The problem: Look through the records below and collect all lines that hold the string "音乐教育".

(Part of a data file)
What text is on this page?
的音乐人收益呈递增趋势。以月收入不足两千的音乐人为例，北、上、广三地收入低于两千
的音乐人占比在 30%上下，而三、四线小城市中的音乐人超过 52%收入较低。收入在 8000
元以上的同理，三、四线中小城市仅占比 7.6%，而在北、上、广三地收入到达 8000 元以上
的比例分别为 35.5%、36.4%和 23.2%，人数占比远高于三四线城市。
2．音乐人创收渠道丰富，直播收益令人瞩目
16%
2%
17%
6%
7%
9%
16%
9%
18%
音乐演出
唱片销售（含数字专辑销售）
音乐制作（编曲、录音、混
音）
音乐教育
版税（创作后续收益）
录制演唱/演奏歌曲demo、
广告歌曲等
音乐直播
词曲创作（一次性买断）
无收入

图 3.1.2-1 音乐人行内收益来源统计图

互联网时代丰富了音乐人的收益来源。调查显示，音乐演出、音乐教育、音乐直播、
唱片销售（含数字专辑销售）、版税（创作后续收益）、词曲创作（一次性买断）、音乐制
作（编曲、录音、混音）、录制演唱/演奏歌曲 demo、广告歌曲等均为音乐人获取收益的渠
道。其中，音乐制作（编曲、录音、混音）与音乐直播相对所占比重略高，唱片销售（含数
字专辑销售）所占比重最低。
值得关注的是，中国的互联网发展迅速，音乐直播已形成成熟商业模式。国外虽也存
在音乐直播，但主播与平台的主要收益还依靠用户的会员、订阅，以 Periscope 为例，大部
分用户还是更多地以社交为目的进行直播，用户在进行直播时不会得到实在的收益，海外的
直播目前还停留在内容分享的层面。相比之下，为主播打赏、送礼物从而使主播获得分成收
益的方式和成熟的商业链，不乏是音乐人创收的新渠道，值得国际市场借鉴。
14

Output:
音乐教育
互联网时代丰富了音乐人的收益来源。调查显示，音乐演出、音乐教育、音乐直播、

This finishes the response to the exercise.